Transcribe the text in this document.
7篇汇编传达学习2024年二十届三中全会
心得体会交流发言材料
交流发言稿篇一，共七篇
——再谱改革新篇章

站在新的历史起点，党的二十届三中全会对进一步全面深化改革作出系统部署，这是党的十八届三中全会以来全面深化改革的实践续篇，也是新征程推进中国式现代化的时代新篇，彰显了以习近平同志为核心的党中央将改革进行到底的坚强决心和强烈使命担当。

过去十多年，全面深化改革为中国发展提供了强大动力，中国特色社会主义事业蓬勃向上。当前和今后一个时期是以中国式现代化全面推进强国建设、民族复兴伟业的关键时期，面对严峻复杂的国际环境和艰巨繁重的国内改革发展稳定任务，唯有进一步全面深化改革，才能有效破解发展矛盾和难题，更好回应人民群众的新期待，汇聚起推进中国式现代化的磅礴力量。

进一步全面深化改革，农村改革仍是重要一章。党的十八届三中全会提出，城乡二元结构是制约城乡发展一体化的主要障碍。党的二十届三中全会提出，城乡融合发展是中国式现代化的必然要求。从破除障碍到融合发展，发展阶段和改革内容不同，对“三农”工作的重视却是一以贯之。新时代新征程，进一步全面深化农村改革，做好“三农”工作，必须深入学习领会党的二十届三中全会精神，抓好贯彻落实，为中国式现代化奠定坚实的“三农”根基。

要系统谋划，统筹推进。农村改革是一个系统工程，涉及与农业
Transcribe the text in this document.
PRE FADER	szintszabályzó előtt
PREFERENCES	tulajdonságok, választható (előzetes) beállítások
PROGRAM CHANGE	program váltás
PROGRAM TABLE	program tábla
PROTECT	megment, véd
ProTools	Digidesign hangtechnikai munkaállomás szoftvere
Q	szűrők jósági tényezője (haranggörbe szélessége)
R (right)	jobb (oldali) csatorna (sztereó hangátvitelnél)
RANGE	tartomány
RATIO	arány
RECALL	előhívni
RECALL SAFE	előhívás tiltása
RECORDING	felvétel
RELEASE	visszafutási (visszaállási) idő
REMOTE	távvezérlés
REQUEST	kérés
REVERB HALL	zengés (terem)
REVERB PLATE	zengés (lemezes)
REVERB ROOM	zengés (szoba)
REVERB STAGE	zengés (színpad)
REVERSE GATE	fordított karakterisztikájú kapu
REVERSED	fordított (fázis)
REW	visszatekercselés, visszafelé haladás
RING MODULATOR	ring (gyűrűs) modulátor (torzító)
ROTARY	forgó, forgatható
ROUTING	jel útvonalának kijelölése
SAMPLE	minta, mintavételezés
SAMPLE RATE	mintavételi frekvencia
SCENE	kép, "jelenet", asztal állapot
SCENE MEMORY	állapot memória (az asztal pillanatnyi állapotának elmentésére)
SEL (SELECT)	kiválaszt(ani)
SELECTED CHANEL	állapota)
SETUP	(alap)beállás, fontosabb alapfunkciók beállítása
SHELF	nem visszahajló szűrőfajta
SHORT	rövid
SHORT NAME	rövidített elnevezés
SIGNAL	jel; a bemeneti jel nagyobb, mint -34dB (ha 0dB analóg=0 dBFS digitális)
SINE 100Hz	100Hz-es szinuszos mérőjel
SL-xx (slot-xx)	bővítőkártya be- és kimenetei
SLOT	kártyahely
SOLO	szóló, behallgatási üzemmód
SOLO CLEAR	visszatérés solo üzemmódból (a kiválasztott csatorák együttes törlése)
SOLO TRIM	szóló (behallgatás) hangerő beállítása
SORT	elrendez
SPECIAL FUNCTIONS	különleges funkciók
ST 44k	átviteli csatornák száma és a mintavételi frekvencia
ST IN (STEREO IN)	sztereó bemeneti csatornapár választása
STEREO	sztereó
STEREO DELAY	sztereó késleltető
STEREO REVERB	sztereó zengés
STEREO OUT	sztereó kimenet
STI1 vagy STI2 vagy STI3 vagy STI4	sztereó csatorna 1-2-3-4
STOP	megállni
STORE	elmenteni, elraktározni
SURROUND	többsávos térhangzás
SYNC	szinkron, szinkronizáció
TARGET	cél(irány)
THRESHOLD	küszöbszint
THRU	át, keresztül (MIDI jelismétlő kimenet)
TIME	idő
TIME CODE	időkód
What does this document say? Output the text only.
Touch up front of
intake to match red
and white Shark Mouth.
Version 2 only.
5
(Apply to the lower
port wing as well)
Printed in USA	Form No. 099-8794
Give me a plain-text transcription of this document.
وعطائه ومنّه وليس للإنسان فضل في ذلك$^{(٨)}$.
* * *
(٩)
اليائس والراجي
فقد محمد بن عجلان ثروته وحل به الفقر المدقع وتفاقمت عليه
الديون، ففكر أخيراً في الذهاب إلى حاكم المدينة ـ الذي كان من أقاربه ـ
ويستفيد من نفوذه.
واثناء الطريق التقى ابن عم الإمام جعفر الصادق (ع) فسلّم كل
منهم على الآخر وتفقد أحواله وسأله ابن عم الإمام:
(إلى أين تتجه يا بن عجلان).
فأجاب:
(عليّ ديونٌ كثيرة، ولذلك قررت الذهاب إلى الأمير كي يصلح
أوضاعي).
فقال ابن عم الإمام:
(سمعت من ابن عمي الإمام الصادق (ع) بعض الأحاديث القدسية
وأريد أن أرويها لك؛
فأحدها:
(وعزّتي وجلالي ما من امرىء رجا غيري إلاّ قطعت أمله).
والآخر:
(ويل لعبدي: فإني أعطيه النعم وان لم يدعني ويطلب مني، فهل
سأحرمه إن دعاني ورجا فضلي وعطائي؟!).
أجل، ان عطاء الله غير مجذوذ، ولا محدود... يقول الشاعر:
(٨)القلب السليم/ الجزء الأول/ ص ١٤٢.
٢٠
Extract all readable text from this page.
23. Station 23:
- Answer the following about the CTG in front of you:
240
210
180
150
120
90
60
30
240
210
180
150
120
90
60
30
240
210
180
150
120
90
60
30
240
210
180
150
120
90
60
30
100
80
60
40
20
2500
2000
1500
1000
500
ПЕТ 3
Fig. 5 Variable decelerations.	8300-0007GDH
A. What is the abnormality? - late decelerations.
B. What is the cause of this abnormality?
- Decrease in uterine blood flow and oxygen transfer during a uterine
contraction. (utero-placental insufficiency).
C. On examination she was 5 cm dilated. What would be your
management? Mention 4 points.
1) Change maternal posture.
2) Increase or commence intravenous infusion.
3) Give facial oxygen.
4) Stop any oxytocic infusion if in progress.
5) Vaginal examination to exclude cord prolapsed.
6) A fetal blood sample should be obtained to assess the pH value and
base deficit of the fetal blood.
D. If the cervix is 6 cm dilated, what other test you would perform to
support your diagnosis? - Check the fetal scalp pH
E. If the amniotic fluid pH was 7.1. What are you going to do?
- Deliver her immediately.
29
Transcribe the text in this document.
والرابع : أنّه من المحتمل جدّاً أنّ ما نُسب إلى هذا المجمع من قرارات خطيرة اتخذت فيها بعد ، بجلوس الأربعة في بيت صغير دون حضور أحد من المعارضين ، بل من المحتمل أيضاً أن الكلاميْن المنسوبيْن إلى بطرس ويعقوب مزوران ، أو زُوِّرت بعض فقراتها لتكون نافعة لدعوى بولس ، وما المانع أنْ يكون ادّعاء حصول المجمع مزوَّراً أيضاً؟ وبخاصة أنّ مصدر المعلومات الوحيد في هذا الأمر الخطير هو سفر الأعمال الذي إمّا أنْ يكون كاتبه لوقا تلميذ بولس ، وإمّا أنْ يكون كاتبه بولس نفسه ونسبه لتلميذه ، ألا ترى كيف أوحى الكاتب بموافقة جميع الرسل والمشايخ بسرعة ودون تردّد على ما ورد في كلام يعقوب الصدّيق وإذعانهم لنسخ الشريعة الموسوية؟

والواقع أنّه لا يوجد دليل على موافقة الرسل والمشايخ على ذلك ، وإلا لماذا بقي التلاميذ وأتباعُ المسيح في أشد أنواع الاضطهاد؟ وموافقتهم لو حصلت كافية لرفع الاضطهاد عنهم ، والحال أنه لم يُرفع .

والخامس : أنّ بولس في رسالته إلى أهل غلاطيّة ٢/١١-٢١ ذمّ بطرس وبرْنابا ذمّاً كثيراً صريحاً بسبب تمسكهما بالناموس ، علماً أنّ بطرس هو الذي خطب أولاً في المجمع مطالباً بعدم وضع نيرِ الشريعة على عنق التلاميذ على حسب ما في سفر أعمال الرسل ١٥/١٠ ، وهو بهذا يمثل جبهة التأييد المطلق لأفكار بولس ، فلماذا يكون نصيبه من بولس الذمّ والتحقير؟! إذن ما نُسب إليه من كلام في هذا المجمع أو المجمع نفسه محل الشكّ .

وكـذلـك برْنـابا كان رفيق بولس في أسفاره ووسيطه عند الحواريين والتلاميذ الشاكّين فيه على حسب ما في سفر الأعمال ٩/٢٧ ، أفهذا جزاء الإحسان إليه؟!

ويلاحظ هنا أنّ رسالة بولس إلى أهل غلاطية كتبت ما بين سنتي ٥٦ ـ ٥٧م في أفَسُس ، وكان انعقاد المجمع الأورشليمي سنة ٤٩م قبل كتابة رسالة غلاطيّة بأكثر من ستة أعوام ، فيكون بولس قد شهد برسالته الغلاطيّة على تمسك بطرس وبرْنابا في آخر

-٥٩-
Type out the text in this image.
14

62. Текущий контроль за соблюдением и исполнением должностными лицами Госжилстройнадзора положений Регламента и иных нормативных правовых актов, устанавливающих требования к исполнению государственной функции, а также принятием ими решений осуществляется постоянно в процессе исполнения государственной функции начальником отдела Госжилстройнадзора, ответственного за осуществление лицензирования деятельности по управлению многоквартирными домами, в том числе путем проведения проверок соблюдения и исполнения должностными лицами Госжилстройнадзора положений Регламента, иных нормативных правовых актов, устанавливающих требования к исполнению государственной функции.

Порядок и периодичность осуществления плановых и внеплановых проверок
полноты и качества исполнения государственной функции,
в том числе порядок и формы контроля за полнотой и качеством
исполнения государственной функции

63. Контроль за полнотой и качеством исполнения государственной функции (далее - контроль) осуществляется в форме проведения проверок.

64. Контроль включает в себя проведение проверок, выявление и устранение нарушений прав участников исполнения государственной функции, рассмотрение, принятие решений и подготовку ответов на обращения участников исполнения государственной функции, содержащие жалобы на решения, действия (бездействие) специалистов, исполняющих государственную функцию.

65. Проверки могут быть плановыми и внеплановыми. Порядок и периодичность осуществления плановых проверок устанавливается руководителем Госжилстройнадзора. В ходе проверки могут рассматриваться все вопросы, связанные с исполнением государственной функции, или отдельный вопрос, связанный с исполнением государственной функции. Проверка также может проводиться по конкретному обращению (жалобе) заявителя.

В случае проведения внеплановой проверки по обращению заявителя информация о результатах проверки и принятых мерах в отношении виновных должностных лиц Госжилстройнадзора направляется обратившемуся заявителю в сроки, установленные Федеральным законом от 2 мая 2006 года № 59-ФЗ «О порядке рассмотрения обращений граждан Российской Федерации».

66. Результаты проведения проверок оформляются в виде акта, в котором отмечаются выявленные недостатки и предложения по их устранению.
-=-=-
**Requirement:** Count the lines of the material that include the word "بطرس", then report only the total.

**Response:** 3